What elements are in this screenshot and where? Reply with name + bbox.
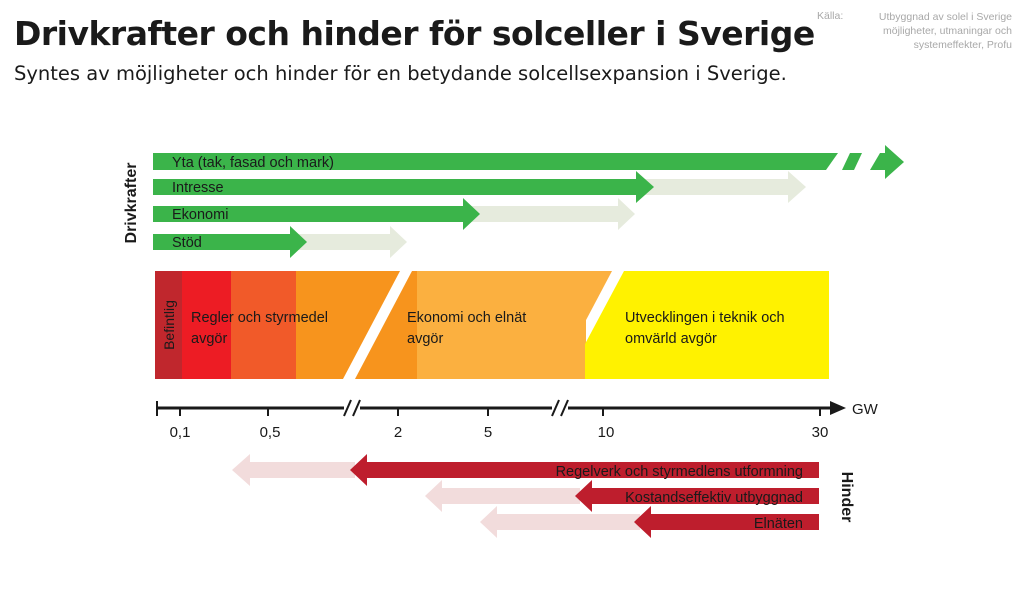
driver-arrow-stod-ext [298, 226, 407, 258]
stage-label-regler-line2: avgör [191, 331, 227, 347]
axis-tick-label: 30 [812, 424, 829, 441]
stage-befintlig [155, 271, 182, 379]
driver-arrow-ekonomi-ext [470, 198, 635, 230]
stage-label-utveckling-line2: omvärld avgör [625, 331, 717, 347]
stage-label-utveckling: Utvecklingen i teknik och omvärld avgör [625, 310, 789, 347]
driver-arrows: Yta (tak, fasad och mark) Intresse Ekono… [153, 145, 904, 258]
stage-utveckling [585, 271, 829, 379]
stage-label-befintlig: Befintlig [161, 300, 177, 350]
source-text: Utbyggnad av solel i Sverige möjligheter… [878, 11, 1012, 51]
axis-breaks [343, 399, 569, 417]
page-subtitle: Syntes av möjligheter och hinder för en … [14, 62, 787, 85]
axis-tick-label: 5 [484, 424, 492, 441]
driver-label-yta: Yta (tak, fasad och mark) [172, 155, 334, 171]
stage-regler-3 [296, 271, 400, 379]
driver-arrow-intresse-ext [640, 171, 806, 203]
driver-arrow-yta [153, 153, 838, 170]
stage-regler-1 [182, 271, 232, 379]
driver-arrow-yta-dash [842, 153, 862, 170]
driver-label-intresse: Intresse [172, 180, 224, 196]
axis-unit: GW [852, 401, 879, 418]
stage-label-utveckling-line1: Utvecklingen i teknik och [625, 310, 785, 326]
page-title: Drivkrafter och hinder för solceller i S… [14, 14, 815, 53]
barrier-arrow-elnat [634, 506, 819, 538]
stage-ekonomi-3 [585, 271, 612, 322]
driver-label-ekonomi: Ekonomi [172, 207, 228, 223]
driver-label-stod: Stöd [172, 235, 202, 251]
axis-tick-marks [156, 401, 821, 416]
driver-arrow-intresse [153, 171, 654, 203]
stage-label-regler: Regler och styrmedel avgör [191, 310, 332, 347]
axis-tick-label: 0,1 [170, 424, 191, 441]
barrier-arrow-regelverk [350, 454, 819, 486]
source-label: Källa: [817, 10, 844, 22]
barrier-arrow-kostnad-ext [425, 480, 580, 512]
stage-band: Befintlig Regler och styrmedel avgör Eko… [155, 271, 829, 379]
stage-ekonomi-2 [417, 271, 586, 379]
stage-ekonomi-1 [355, 271, 418, 379]
stage-label-ekonomi-line2: avgör [407, 331, 443, 347]
barrier-arrow-regelverk-ext [232, 454, 355, 486]
gw-axis: GW 0,1 0,5 2 5 10 30 [156, 399, 879, 441]
stage-label-ekonomi: Ekonomi och elnät avgör [407, 310, 530, 347]
axis-tick-label: 2 [394, 424, 402, 441]
hinder-label: Hinder [838, 472, 855, 523]
drivkrafter-label: Drivkrafter [123, 163, 140, 244]
driver-arrow-yta-head [870, 145, 904, 179]
barrier-arrows: Regelverk och styrmedlens utformning Kos… [232, 454, 819, 538]
barrier-arrow-kostnad [575, 480, 819, 512]
driver-arrow-ekonomi [153, 198, 480, 230]
barrier-label-kostnad: Kostandseffektiv utbyggnad [625, 490, 803, 506]
driver-arrow-stod [153, 226, 307, 258]
stage-regler-2 [231, 271, 297, 379]
axis-tick-label: 10 [598, 424, 615, 441]
stage-label-regler-line1: Regler och styrmedel [191, 310, 328, 326]
axis-arrowhead [830, 401, 846, 415]
axis-tick-label: 0,5 [260, 424, 281, 441]
barrier-label-regelverk: Regelverk och styrmedlens utformning [556, 464, 803, 480]
barrier-label-elnat: Elnäten [754, 516, 803, 532]
stage-label-ekonomi-line1: Ekonomi och elnät [407, 310, 526, 326]
barrier-arrow-elnat-ext [480, 506, 640, 538]
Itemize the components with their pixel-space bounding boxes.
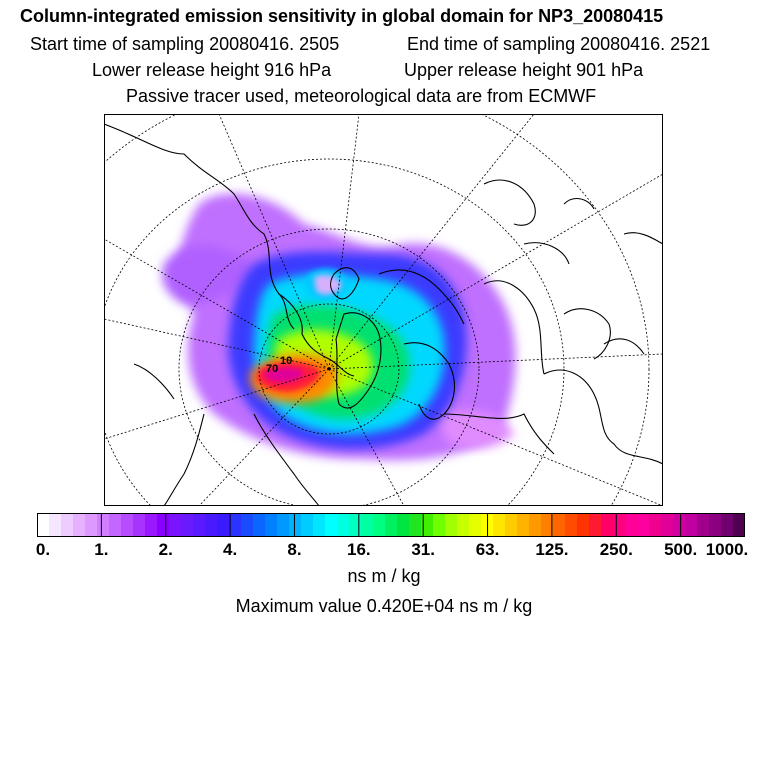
- color-scale-swatch: [661, 513, 674, 537]
- color-scale-frame: [37, 513, 745, 537]
- color-scale-bar: [37, 513, 745, 537]
- color-scale-swatch: [193, 513, 206, 537]
- color-scale-swatch: [709, 513, 722, 537]
- lower-release-label: Lower release height 916 hPa: [92, 60, 332, 80]
- color-scale-swatch: [385, 513, 398, 537]
- color-scale-swatch: [265, 513, 278, 537]
- color-scale-swatch: [505, 513, 518, 537]
- color-scale-swatch: [373, 513, 386, 537]
- color-scale-swatch: [697, 513, 710, 537]
- color-scale-swatch: [325, 513, 338, 537]
- units-label: ns m / kg: [347, 566, 421, 586]
- color-scale-swatch: [685, 513, 698, 537]
- color-scale-swatch: [541, 513, 554, 537]
- color-scale-swatch: [169, 513, 182, 537]
- color-scale-swatch: [421, 513, 434, 537]
- graticule: [104, 114, 663, 506]
- color-scale-swatch: [469, 513, 482, 537]
- color-scale-swatch: [97, 513, 110, 537]
- color-scale-tick-label: 4.: [222, 540, 238, 559]
- color-scale-swatch: [253, 513, 266, 537]
- color-scale-swatch: [289, 513, 302, 537]
- color-scale-tick-label: 8.: [287, 540, 302, 559]
- color-scale-swatch: [517, 513, 530, 537]
- color-scale-swatch: [85, 513, 98, 537]
- color-scale-swatch: [133, 513, 146, 537]
- color-scale-swatch: [637, 513, 650, 537]
- color-scale-swatch: [457, 513, 470, 537]
- color-scale-swatch: [349, 513, 362, 537]
- end-time-label: End time of sampling 20080416. 2521: [407, 34, 711, 54]
- color-scale-swatch: [361, 513, 374, 537]
- start-time-label: Start time of sampling 20080416. 2505: [30, 34, 340, 54]
- color-scale-swatch: [313, 513, 326, 537]
- polar-map: 70 10: [104, 114, 663, 506]
- color-scale-tick-label: 31.: [411, 540, 435, 559]
- color-scale-swatch: [553, 513, 566, 537]
- color-scale-swatch: [397, 513, 410, 537]
- color-scale-swatch: [157, 513, 170, 537]
- color-scale-swatch: [733, 513, 745, 537]
- color-scale-swatch: [61, 513, 74, 537]
- plot-title: Column-integrated emission sensitivity i…: [20, 6, 664, 26]
- contour-label-10: 10: [280, 355, 292, 367]
- color-scale-swatch: [577, 513, 590, 537]
- color-scale-tick-label: 250.: [599, 540, 633, 559]
- contour-label-70: 70: [266, 363, 278, 375]
- color-scale-swatch: [205, 513, 218, 537]
- map-frame: [104, 114, 663, 506]
- color-scale-swatch: [121, 513, 134, 537]
- color-scale-tick-label: 500.: [664, 540, 698, 559]
- color-scale-swatch: [145, 513, 158, 537]
- color-scale-tick-label: 1.: [94, 540, 109, 559]
- color-scale-swatch: [433, 513, 446, 537]
- color-scale-swatch: [601, 513, 614, 537]
- upper-release-label: Upper release height 901 hPa: [404, 60, 644, 80]
- coastlines: [104, 123, 663, 506]
- color-scale-tick-label: 63.: [475, 540, 500, 559]
- color-scale-tick-label: 125.: [535, 540, 569, 559]
- color-scale-swatch: [493, 513, 506, 537]
- color-scale-swatch: [721, 513, 734, 537]
- color-scale-swatch: [301, 513, 314, 537]
- color-scale-swatch: [37, 513, 50, 537]
- color-scale-swatch: [589, 513, 602, 537]
- color-scale-swatch: [337, 513, 350, 537]
- color-scale-swatch: [229, 513, 242, 537]
- color-scale-swatch: [625, 513, 638, 537]
- color-scale-swatch: [613, 513, 626, 537]
- color-scale-swatch: [109, 513, 122, 537]
- color-scale-swatch: [73, 513, 86, 537]
- color-scale-tick-label: 16.: [346, 540, 371, 559]
- tracer-note: Passive tracer used, meteorological data…: [126, 86, 597, 106]
- color-scale-swatch: [649, 513, 662, 537]
- color-scale-swatch: [217, 513, 230, 537]
- color-scale-swatch: [241, 513, 254, 537]
- color-scale-swatch: [529, 513, 542, 537]
- color-scale-tick-label: 1000.: [705, 540, 749, 559]
- color-scale-swatch: [445, 513, 458, 537]
- maximum-value-label: Maximum value 0.420E+04 ns m / kg: [235, 596, 533, 616]
- color-scale-swatch: [409, 513, 422, 537]
- color-scale-tick-label: 0.: [35, 540, 51, 559]
- color-scale-swatch: [181, 513, 194, 537]
- color-scale-swatch: [49, 513, 62, 537]
- color-scale-swatch: [673, 513, 686, 537]
- color-scale-swatch: [277, 513, 290, 537]
- color-scale-swatch: [565, 513, 578, 537]
- color-scale-tick-label: 2.: [158, 540, 173, 559]
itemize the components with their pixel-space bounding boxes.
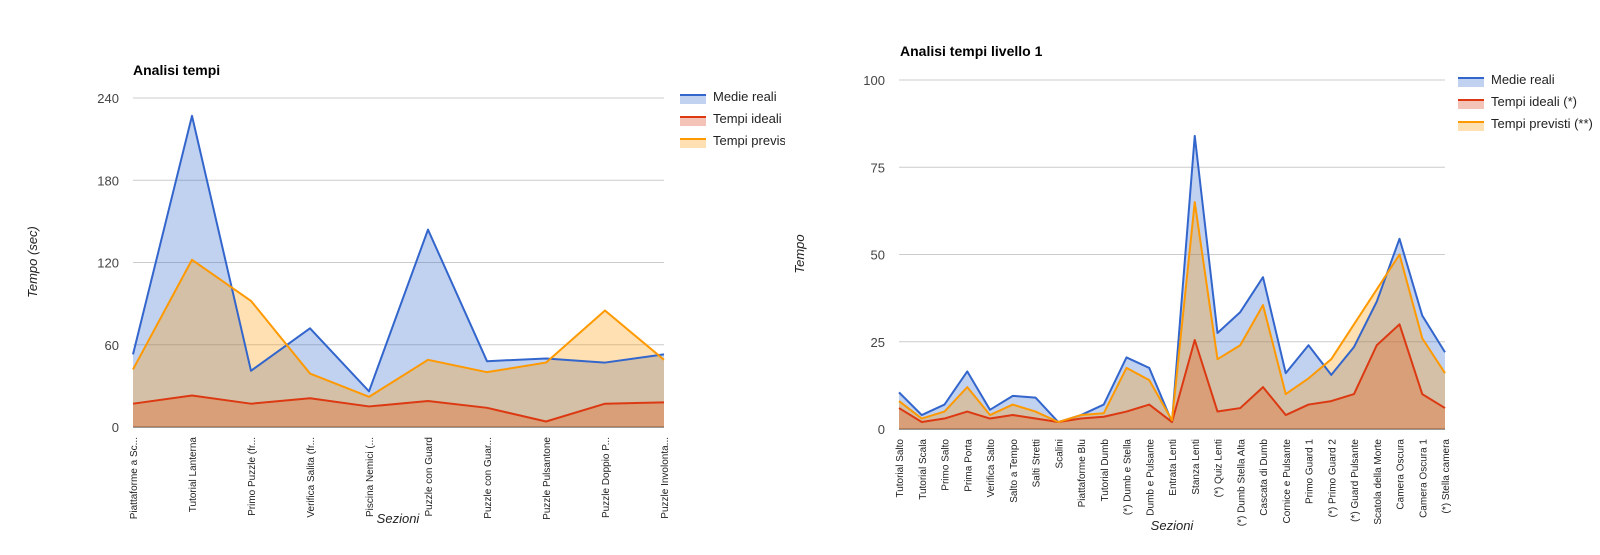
x-tick-label: Piscina Nemici (... — [365, 437, 376, 517]
x-tick-label: Puzzle Doppio P... — [601, 437, 612, 518]
legend-label: Medie reali — [1491, 72, 1555, 87]
x-tick-label: Puzzle con Guar... — [483, 437, 494, 519]
legend-swatch — [1458, 122, 1484, 131]
x-tick-label: Puzzle con Guard — [424, 437, 435, 517]
x-axis-title: Sezioni — [1151, 518, 1195, 533]
series-line-3 — [132, 258, 665, 398]
area-3 — [133, 259, 664, 427]
x-tick-label: (*) Stella camera — [1441, 439, 1452, 514]
x-tick-label: Verifica Salita (fr... — [306, 437, 317, 518]
series-line-1 — [132, 114, 665, 393]
x-tick-label: Scatola della Morte — [1373, 439, 1384, 525]
x-tick-label: Primo Salto — [941, 439, 952, 491]
x-tick-label: Stanza Lenti — [1191, 439, 1202, 495]
x-tick-label: Camera Oscura 1 — [1418, 439, 1429, 518]
x-tick-label: Puzzle Involonta... — [660, 437, 671, 519]
y-tick-label: 25 — [871, 335, 885, 350]
area-1 — [899, 135, 1445, 429]
x-tick-label: Tutorial Salto — [895, 439, 906, 498]
x-tick-label: Tutorial Scala — [918, 439, 929, 500]
x-tick-label: (*) Quiz Lenti — [1214, 439, 1225, 497]
legend-swatch — [680, 139, 706, 148]
x-tick-label: Camera Oscura — [1396, 439, 1407, 510]
area-2 — [133, 395, 664, 427]
chart-title: Analisi tempi — [133, 62, 220, 78]
y-tick-label: 60 — [105, 338, 119, 353]
y-tick-label: 0 — [878, 422, 885, 437]
legend-label: Tempi previsti (**) — [1491, 116, 1593, 131]
legend-label: Tempi previsi — [713, 133, 789, 148]
chart-title: Analisi tempi livello 1 — [900, 43, 1043, 59]
y-tick-label: 75 — [871, 160, 885, 175]
area-3 — [899, 202, 1445, 429]
legend-swatch — [1458, 100, 1484, 109]
legend: Medie reali Tempi ideali Tempi previsi — [680, 89, 789, 148]
x-tick-label: Tutorial Dumb — [1100, 439, 1111, 502]
legend-swatch — [1458, 78, 1484, 87]
x-tick-label: Cornice e Pulsante — [1282, 439, 1293, 524]
x-tick-label: Scalini — [1054, 439, 1065, 468]
x-tick-label: (*) Primo Guard 2 — [1327, 439, 1338, 518]
legend: Medie reali Tempi ideali (*) Tempi previst… — [1458, 72, 1593, 131]
x-tick-label: Salti Stretti — [1032, 439, 1043, 487]
series-line-2 — [898, 323, 1446, 424]
series-line-2 — [132, 394, 665, 423]
legend-label: Tempi ideali (*) — [1491, 94, 1577, 109]
legend-label: Medie reali — [713, 89, 777, 104]
chart-2: Analisi tempi livello 1 0 25 50 75 100 Tutoria… — [792, 43, 1593, 533]
y-axis-title: Tempo — [792, 234, 807, 273]
x-tick-label: Verifica Salto — [986, 439, 997, 498]
x-tick-label: Puzzle Pulsantone — [542, 437, 553, 520]
x-tick-label: Primo Guard 1 — [1305, 439, 1316, 504]
x-tick-label: Piattaforme a Sc... — [129, 437, 140, 519]
x-tick-label: (*) Dumb e Stella — [1123, 439, 1134, 516]
x-tick-label: Primo Puzzle (fr... — [247, 437, 258, 516]
area-2 — [899, 324, 1445, 429]
x-tick-label: (*) Guard Pulsante — [1350, 439, 1361, 522]
y-tick-label: 100 — [863, 73, 885, 88]
x-tick-label: Entrata Lenti — [1168, 439, 1179, 496]
legend-swatch — [680, 95, 706, 104]
y-tick-label: 240 — [97, 91, 119, 106]
legend-swatch — [680, 117, 706, 126]
y-axis-title: Tempo (sec) — [25, 226, 40, 298]
x-tick-label: Cascata di Dumb — [1259, 439, 1270, 516]
x-axis-title: Sezioni — [377, 511, 421, 526]
x-tick-label: Tutorial Lanterna — [188, 437, 199, 513]
legend-label: Tempi ideali — [713, 111, 782, 126]
y-tick-label: 180 — [97, 173, 119, 188]
x-tick-label: (*) Dumb Stella Alta — [1236, 439, 1247, 527]
y-tick-label: 0 — [112, 420, 119, 435]
x-tick-label: Salto a Tempo — [1009, 439, 1020, 503]
chart-1: Analisi tempi 0 60 120 180 240 Piattaforme a S… — [25, 62, 789, 526]
y-tick-label: 50 — [871, 248, 885, 263]
series-line-3 — [898, 201, 1446, 424]
x-tick-label: Prima Porta — [963, 439, 974, 492]
x-tick-label: Dumb e Pulsante — [1145, 439, 1156, 516]
x-tick-label: Piattaforme Blu — [1077, 439, 1088, 507]
y-tick-label: 120 — [97, 256, 119, 271]
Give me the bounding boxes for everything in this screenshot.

==================================================

Return the lines of the material from the line with "driver-arrow-stod-ext [298, 226, 407, 258]" up to and including the line with "axis-breaks [343, 399, 569, 417]", reproducing each one exactly.

driver-arrow-stod-ext [298, 226, 407, 258]
stage-label-regler-line2: avgör [191, 331, 227, 347]
axis-tick-label: 30 [812, 424, 829, 441]
stage-befintlig [155, 271, 182, 379]
driver-arrow-ekonomi-ext [470, 198, 635, 230]
stage-label-utveckling-line2: omvärld avgör [625, 331, 717, 347]
stage-label-utveckling: Utvecklingen i teknik och omvärld avgör [625, 310, 789, 347]
driver-arrows: Yta (tak, fasad och mark) Intresse Ekono… [153, 145, 904, 258]
stage-utveckling [585, 271, 829, 379]
stage-label-befintlig: Befintlig [161, 300, 177, 350]
source-text: Utbyggnad av solel i Sverige möjligheter… [878, 11, 1012, 51]
axis-breaks [343, 399, 569, 417]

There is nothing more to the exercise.